SET PROBLEM: Find how many lines contain the word "favorites" and state that number alone.

DATASET EXCERPTS:

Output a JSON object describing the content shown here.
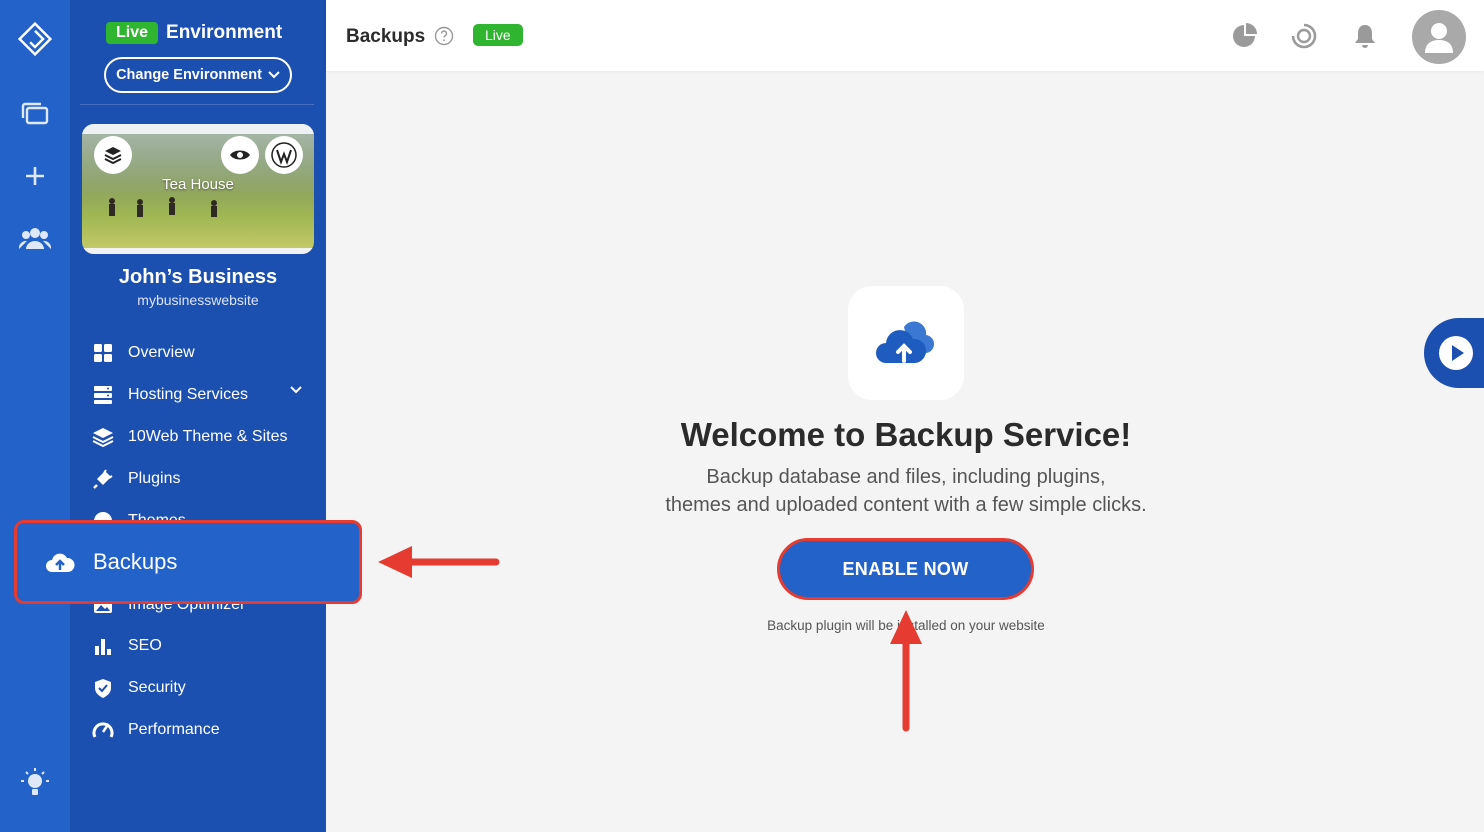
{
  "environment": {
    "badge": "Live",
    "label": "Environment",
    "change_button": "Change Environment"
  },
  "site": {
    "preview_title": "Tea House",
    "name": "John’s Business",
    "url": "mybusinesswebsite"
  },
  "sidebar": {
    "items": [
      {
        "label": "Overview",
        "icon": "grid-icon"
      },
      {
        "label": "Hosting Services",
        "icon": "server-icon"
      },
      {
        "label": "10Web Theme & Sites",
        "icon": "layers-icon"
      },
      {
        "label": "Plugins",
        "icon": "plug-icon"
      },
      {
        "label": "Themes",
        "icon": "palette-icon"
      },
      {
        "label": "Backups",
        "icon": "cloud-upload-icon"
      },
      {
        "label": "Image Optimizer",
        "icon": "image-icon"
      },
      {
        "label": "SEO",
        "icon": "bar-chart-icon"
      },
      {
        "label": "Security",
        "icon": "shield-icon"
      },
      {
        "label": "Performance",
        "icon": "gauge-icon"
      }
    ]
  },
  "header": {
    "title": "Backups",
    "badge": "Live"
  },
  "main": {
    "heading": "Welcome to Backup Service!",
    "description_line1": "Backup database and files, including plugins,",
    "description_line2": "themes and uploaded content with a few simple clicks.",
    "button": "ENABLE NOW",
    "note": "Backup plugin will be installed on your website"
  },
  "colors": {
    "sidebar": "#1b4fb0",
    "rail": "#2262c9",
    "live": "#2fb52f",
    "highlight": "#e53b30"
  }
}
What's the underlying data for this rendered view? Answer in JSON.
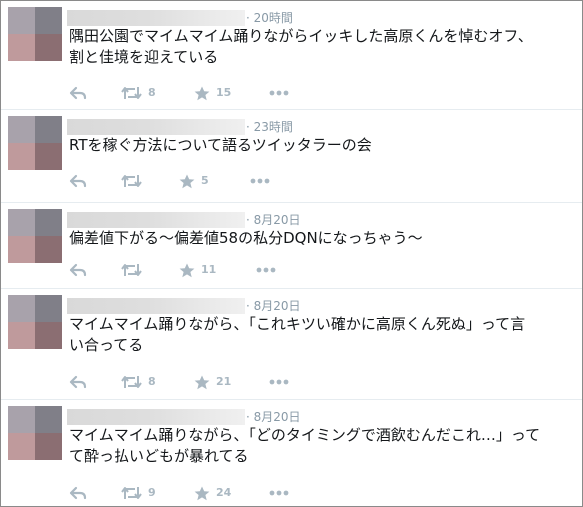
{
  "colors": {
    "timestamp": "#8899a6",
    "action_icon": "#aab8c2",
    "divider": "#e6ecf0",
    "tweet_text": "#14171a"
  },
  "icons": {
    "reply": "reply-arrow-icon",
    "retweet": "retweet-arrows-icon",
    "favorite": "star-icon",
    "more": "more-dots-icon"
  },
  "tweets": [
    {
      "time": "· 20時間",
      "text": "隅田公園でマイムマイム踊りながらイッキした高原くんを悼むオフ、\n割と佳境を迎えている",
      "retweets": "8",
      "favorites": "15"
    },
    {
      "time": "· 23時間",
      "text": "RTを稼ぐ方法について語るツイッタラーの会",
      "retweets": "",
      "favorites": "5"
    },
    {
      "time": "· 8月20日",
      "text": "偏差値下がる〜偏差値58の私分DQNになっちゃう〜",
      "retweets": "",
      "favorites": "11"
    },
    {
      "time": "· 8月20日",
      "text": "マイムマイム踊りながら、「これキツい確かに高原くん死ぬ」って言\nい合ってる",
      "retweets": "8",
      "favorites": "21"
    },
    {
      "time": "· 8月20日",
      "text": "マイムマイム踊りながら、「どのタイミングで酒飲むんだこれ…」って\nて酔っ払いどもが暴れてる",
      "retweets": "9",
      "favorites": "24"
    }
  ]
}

RESULT BELOW: 5